Exercise inputs:
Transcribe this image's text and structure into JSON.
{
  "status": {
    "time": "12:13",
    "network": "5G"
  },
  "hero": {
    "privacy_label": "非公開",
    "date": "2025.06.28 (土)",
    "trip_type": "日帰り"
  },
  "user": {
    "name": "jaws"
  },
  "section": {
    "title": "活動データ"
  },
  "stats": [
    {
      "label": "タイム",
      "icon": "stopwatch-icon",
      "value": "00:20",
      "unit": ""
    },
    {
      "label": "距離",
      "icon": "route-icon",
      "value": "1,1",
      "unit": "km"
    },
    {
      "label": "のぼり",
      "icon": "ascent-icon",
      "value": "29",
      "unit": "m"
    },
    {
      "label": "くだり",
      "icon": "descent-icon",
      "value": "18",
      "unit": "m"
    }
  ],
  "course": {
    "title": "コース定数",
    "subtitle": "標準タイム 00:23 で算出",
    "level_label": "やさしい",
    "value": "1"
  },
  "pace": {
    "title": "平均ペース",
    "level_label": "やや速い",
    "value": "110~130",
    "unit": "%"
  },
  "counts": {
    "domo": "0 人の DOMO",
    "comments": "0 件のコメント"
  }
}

--

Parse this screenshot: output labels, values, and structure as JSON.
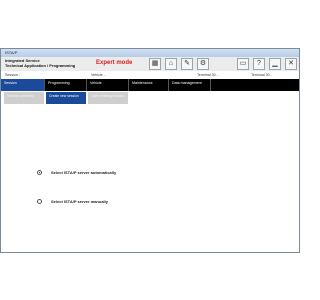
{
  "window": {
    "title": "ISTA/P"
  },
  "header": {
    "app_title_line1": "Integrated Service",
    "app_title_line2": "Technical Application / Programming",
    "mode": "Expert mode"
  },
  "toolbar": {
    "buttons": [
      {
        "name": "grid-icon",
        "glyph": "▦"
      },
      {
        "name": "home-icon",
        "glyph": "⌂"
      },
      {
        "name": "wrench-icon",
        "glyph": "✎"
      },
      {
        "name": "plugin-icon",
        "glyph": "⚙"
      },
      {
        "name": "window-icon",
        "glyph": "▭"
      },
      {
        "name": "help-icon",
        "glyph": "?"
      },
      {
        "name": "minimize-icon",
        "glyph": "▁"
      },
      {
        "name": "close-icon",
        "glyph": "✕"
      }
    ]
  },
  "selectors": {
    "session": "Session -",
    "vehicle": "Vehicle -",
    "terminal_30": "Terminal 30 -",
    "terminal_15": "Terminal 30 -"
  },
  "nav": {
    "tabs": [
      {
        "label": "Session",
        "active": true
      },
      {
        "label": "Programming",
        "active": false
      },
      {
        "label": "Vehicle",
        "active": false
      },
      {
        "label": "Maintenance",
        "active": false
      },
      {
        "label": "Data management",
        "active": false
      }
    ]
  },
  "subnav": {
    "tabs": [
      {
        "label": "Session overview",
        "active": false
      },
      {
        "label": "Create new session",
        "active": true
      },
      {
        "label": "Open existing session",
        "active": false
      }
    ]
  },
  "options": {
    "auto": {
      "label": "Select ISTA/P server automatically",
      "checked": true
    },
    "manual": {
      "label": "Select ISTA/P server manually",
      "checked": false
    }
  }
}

What the task asks: Find how many lines include the string "structure" and report that number alone.

Worked solution: 2